INSTRUCTION
Quote the material below word for word, keeping every line in its original order.

--- begin RECORD EXTRACTS ---

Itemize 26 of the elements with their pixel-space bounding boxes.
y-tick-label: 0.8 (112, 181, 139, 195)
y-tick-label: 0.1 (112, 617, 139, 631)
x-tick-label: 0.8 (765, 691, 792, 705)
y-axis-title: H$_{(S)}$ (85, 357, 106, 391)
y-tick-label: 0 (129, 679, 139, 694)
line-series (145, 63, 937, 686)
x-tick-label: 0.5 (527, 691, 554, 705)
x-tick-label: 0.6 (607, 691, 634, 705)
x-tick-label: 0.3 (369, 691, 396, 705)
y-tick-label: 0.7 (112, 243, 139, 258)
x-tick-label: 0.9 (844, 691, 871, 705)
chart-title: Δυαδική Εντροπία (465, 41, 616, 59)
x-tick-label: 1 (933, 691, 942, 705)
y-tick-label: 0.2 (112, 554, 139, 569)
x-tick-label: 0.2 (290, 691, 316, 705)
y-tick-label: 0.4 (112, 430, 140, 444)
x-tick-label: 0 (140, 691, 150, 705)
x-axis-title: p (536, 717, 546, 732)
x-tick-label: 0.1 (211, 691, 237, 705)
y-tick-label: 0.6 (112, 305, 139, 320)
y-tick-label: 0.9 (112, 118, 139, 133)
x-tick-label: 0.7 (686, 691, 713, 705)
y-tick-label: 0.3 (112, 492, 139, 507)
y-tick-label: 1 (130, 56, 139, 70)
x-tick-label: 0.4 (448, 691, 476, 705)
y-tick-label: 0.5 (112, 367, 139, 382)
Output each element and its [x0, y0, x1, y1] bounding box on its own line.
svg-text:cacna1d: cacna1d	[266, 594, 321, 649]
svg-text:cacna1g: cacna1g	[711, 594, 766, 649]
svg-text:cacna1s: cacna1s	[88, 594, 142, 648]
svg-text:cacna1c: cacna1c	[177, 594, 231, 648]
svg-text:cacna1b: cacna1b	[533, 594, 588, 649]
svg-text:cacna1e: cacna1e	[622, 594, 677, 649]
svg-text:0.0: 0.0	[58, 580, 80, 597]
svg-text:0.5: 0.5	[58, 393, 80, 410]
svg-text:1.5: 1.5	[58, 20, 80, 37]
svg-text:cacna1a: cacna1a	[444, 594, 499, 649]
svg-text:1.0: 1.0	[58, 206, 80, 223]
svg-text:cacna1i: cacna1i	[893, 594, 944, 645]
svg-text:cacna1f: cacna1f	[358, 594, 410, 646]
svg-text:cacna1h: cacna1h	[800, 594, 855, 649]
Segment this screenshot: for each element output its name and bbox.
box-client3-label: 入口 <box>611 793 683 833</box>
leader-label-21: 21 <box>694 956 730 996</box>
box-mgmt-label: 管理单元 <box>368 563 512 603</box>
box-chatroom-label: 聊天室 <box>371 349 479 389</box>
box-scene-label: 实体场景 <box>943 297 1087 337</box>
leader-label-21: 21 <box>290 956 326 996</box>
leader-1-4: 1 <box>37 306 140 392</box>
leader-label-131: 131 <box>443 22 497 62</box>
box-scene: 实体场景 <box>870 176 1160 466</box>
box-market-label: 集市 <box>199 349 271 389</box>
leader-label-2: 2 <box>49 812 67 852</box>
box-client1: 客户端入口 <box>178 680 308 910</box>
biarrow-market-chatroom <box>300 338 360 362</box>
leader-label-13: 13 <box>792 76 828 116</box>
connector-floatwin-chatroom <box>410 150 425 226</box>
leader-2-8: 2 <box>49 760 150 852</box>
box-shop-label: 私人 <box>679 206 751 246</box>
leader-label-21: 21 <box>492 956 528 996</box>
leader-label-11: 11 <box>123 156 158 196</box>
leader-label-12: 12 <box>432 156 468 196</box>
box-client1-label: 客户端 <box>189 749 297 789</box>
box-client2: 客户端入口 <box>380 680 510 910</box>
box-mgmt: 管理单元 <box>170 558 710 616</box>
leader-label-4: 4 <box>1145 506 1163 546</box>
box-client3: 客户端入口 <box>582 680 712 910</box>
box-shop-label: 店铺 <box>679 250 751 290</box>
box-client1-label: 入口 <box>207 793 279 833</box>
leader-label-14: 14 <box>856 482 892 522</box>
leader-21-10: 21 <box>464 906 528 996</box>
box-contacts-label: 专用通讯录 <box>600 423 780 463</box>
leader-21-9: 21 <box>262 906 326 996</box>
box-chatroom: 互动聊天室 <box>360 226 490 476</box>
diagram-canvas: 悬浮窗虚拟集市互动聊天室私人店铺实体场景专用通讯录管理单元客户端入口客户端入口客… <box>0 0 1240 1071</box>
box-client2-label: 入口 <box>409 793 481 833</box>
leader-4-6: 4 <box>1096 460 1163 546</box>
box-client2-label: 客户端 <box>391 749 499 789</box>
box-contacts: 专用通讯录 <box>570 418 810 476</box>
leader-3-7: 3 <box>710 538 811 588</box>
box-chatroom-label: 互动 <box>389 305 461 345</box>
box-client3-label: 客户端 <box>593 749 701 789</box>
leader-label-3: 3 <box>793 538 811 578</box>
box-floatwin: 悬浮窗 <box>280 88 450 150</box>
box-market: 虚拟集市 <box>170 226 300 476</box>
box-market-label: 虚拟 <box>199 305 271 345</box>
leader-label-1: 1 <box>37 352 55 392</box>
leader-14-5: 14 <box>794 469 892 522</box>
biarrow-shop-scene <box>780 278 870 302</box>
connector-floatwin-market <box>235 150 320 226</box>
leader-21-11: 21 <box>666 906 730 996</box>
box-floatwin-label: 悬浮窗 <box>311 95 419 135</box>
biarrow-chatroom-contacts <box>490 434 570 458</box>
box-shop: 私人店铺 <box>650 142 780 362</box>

--- end RECORD EXTRACTS ---

RESPONSE TO THE EXERCISE
Itemize 26 of the elements with their pixel-space bounding boxes.
y-tick-label: 0.8 (112, 181, 139, 195)
y-tick-label: 0.1 (112, 617, 139, 631)
x-tick-label: 0.8 (765, 691, 792, 705)
y-axis-title: H$_{(S)}$ (85, 357, 106, 391)
y-tick-label: 0 (129, 679, 139, 694)
line-series (145, 63, 937, 686)
x-tick-label: 0.5 (527, 691, 554, 705)
x-tick-label: 0.6 (607, 691, 634, 705)
x-tick-label: 0.3 (369, 691, 396, 705)
y-tick-label: 0.7 (112, 243, 139, 258)
x-tick-label: 0.9 (844, 691, 871, 705)
chart-title: Δυαδική Εντροπία (465, 41, 616, 59)
x-tick-label: 1 (933, 691, 942, 705)
y-tick-label: 0.2 (112, 554, 139, 569)
x-tick-label: 0.2 (290, 691, 316, 705)
y-tick-label: 0.4 (112, 430, 140, 444)
x-tick-label: 0 (140, 691, 150, 705)
x-axis-title: p (536, 717, 546, 732)
x-tick-label: 0.1 (211, 691, 237, 705)
y-tick-label: 0.6 (112, 305, 139, 320)
y-tick-label: 0.9 (112, 118, 139, 133)
x-tick-label: 0.7 (686, 691, 713, 705)
y-tick-label: 0.3 (112, 492, 139, 507)
y-tick-label: 1 (130, 56, 139, 70)
x-tick-label: 0.4 (448, 691, 476, 705)
y-tick-label: 0.5 (112, 367, 139, 382)
Output each element and its [x0, y0, x1, y1] bounding box on its own line.
svg-text:cacna1d: cacna1d	[266, 594, 321, 649]
svg-text:cacna1g: cacna1g	[711, 594, 766, 649]
svg-text:cacna1s: cacna1s	[88, 594, 142, 648]
svg-text:cacna1c: cacna1c	[177, 594, 231, 648]
svg-text:cacna1b: cacna1b	[533, 594, 588, 649]
svg-text:cacna1e: cacna1e	[622, 594, 677, 649]
svg-text:0.0: 0.0	[58, 580, 80, 597]
svg-text:0.5: 0.5	[58, 393, 80, 410]
svg-text:1.5: 1.5	[58, 20, 80, 37]
svg-text:cacna1a: cacna1a	[444, 594, 499, 649]
svg-text:1.0: 1.0	[58, 206, 80, 223]
svg-text:cacna1i: cacna1i	[893, 594, 944, 645]
svg-text:cacna1f: cacna1f	[358, 594, 410, 646]
svg-text:cacna1h: cacna1h	[800, 594, 855, 649]
Segment this screenshot: for each element output its name and bbox.
box-client3-label: 入口 <box>611 793 683 833</box>
leader-label-21: 21 <box>694 956 730 996</box>
box-mgmt-label: 管理单元 <box>368 563 512 603</box>
box-chatroom-label: 聊天室 <box>371 349 479 389</box>
box-scene-label: 实体场景 <box>943 297 1087 337</box>
leader-label-21: 21 <box>290 956 326 996</box>
leader-1-4: 1 <box>37 306 140 392</box>
leader-label-131: 131 <box>443 22 497 62</box>
box-scene: 实体场景 <box>870 176 1160 466</box>
box-market-label: 集市 <box>199 349 271 389</box>
leader-label-2: 2 <box>49 812 67 852</box>
box-client1: 客户端入口 <box>178 680 308 910</box>
biarrow-market-chatroom <box>300 338 360 362</box>
leader-label-13: 13 <box>792 76 828 116</box>
connector-floatwin-chatroom <box>410 150 425 226</box>
leader-2-8: 2 <box>49 760 150 852</box>
box-shop-label: 私人 <box>679 206 751 246</box>
leader-label-21: 21 <box>492 956 528 996</box>
leader-label-11: 11 <box>123 156 158 196</box>
leader-label-12: 12 <box>432 156 468 196</box>
box-client1-label: 客户端 <box>189 749 297 789</box>
box-client2: 客户端入口 <box>380 680 510 910</box>
box-mgmt: 管理单元 <box>170 558 710 616</box>
leader-label-4: 4 <box>1145 506 1163 546</box>
box-client3: 客户端入口 <box>582 680 712 910</box>
box-shop-label: 店铺 <box>679 250 751 290</box>
box-client1-label: 入口 <box>207 793 279 833</box>
leader-label-14: 14 <box>856 482 892 522</box>
leader-21-10: 21 <box>464 906 528 996</box>
box-contacts-label: 专用通讯录 <box>600 423 780 463</box>
leader-21-9: 21 <box>262 906 326 996</box>
box-chatroom: 互动聊天室 <box>360 226 490 476</box>
diagram-canvas: 悬浮窗虚拟集市互动聊天室私人店铺实体场景专用通讯录管理单元客户端入口客户端入口客… <box>0 0 1240 1071</box>
box-client2-label: 入口 <box>409 793 481 833</box>
leader-4-6: 4 <box>1096 460 1163 546</box>
box-client2-label: 客户端 <box>391 749 499 789</box>
box-contacts: 专用通讯录 <box>570 418 810 476</box>
leader-3-7: 3 <box>710 538 811 588</box>
box-chatroom-label: 互动 <box>389 305 461 345</box>
box-client3-label: 客户端 <box>593 749 701 789</box>
leader-label-3: 3 <box>793 538 811 578</box>
box-floatwin: 悬浮窗 <box>280 88 450 150</box>
box-market: 虚拟集市 <box>170 226 300 476</box>
box-market-label: 虚拟 <box>199 305 271 345</box>
leader-label-1: 1 <box>37 352 55 392</box>
leader-14-5: 14 <box>794 469 892 522</box>
biarrow-shop-scene <box>780 278 870 302</box>
connector-floatwin-market <box>235 150 320 226</box>
leader-21-11: 21 <box>666 906 730 996</box>
box-floatwin-label: 悬浮窗 <box>311 95 419 135</box>
biarrow-chatroom-contacts <box>490 434 570 458</box>
box-shop: 私人店铺 <box>650 142 780 362</box>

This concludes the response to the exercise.